### EXERCISE DETAILS
Copy each line below that includes "description".

┌──

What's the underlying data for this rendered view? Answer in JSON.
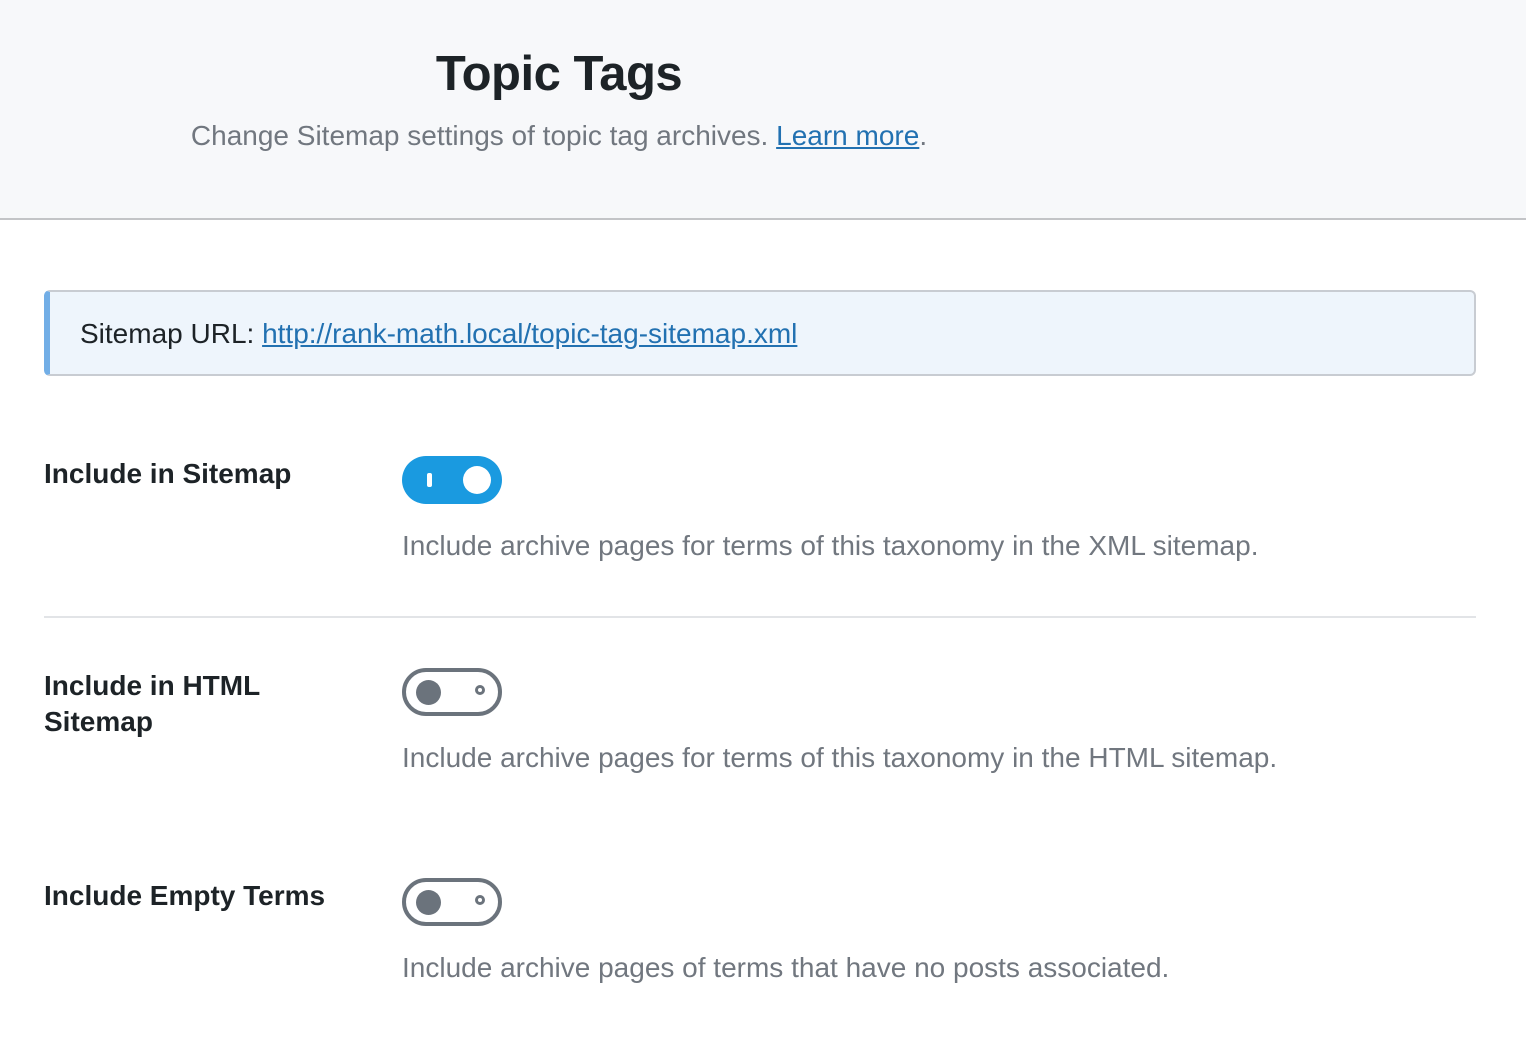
{
  "header": {
    "title": "Topic Tags",
    "description": "Change Sitemap settings of topic tag archives.",
    "learn_more": "Learn more",
    "period": "."
  },
  "notice": {
    "label": "Sitemap URL:",
    "url": "http://rank-math.local/topic-tag-sitemap.xml"
  },
  "fields": [
    {
      "label": "Include in Sitemap",
      "enabled": true,
      "description": "Include archive pages for terms of this taxonomy in the XML sitemap."
    },
    {
      "label": "Include in HTML Sitemap",
      "enabled": false,
      "description": "Include archive pages for terms of this taxonomy in the HTML sitemap."
    },
    {
      "label": "Include Empty Terms",
      "enabled": false,
      "description": "Include archive pages of terms that have no posts associated."
    }
  ],
  "colors": {
    "toggle_on": "#1a9ae0",
    "toggle_off": "#6b737c",
    "link": "#2271b1",
    "notice_accent": "#72aee6"
  }
}
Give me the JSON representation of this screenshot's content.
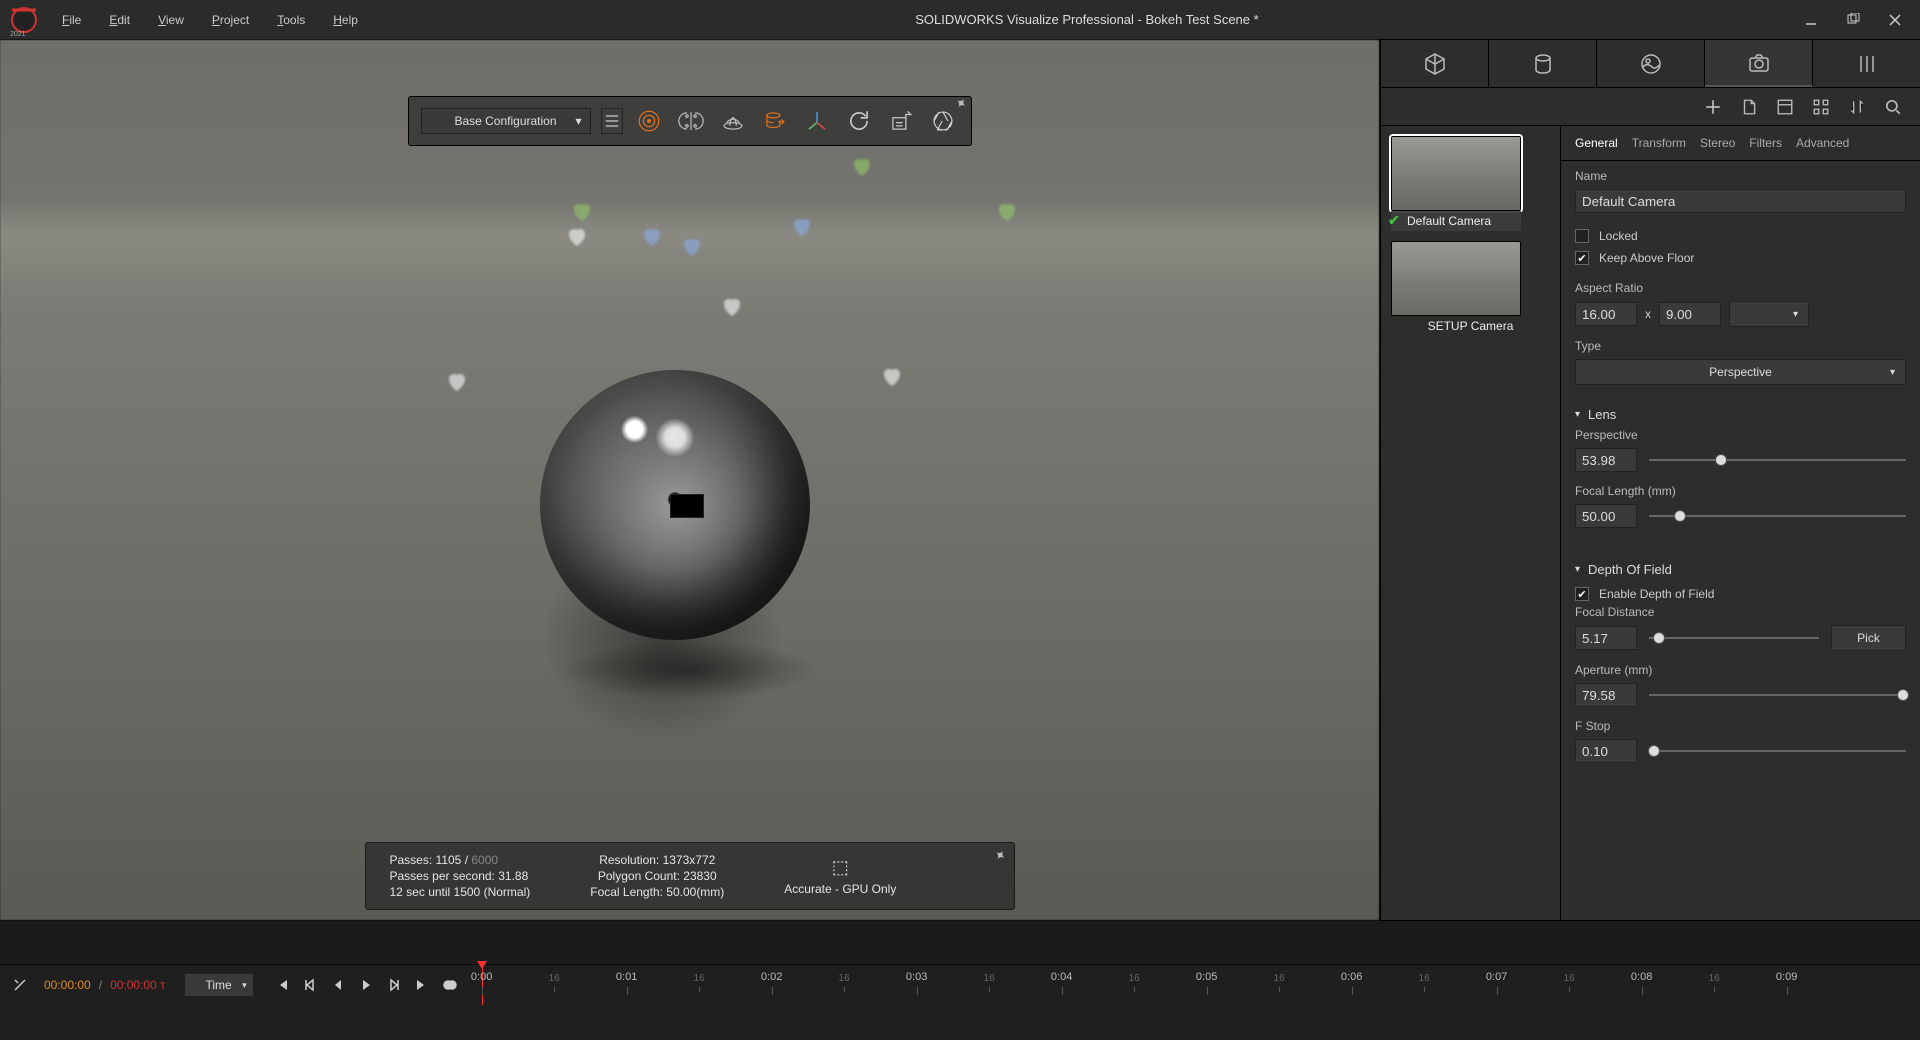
{
  "title": "SOLIDWORKS Visualize Professional - Bokeh Test Scene *",
  "logo_year": "2021",
  "menus": {
    "file": "File",
    "edit": "Edit",
    "view": "View",
    "project": "Project",
    "tools": "Tools",
    "help": "Help"
  },
  "float": {
    "config": "Base Configuration"
  },
  "status": {
    "passes_label": "Passes:",
    "passes_cur": "1105",
    "passes_sep": "/",
    "passes_max": "6000",
    "pps": "Passes per second: 31.88",
    "eta": "12 sec until 1500 (Normal)",
    "res": "Resolution: 1373x772",
    "poly": "Polygon Count: 23830",
    "flen": "Focal Length: 50.00(mm)",
    "mode": "Accurate - GPU Only"
  },
  "cams": {
    "default": "Default Camera",
    "setup": "SETUP Camera"
  },
  "props": {
    "tabs": {
      "general": "General",
      "transform": "Transform",
      "stereo": "Stereo",
      "filters": "Filters",
      "advanced": "Advanced"
    },
    "name_lbl": "Name",
    "name_val": "Default Camera",
    "locked": "Locked",
    "keep_above": "Keep Above Floor",
    "aspect_lbl": "Aspect Ratio",
    "aspect_w": "16.00",
    "aspect_x": "x",
    "aspect_h": "9.00",
    "type_lbl": "Type",
    "type_val": "Perspective",
    "lens_hdr": "Lens",
    "persp_lbl": "Perspective",
    "persp_val": "53.98",
    "flen_lbl": "Focal Length (mm)",
    "flen_val": "50.00",
    "dof_hdr": "Depth Of Field",
    "dof_enable": "Enable Depth of Field",
    "fdist_lbl": "Focal Distance",
    "fdist_val": "5.17",
    "pick": "Pick",
    "aperture_lbl": "Aperture (mm)",
    "aperture_val": "79.58",
    "fstop_lbl": "F Stop",
    "fstop_val": "0.10"
  },
  "timeline": {
    "cur": "00:00:00",
    "sep": " / ",
    "total": "00:00:00 т",
    "mode": "Time",
    "ticks": [
      "0:00",
      "0:01",
      "0:02",
      "0:03",
      "0:04",
      "0:05",
      "0:06",
      "0:07",
      "0:08",
      "0:09"
    ]
  }
}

└──

### OUTPUT OF THE TASK
    "description": "Change Sitemap settings of topic tag archives.",
      "description": "Include archive pages for terms of this taxonomy in the XML sitemap."
      "description": "Include archive pages for terms of this taxonomy in the HTML sitemap."
      "description": "Include archive pages of terms that have no posts associated."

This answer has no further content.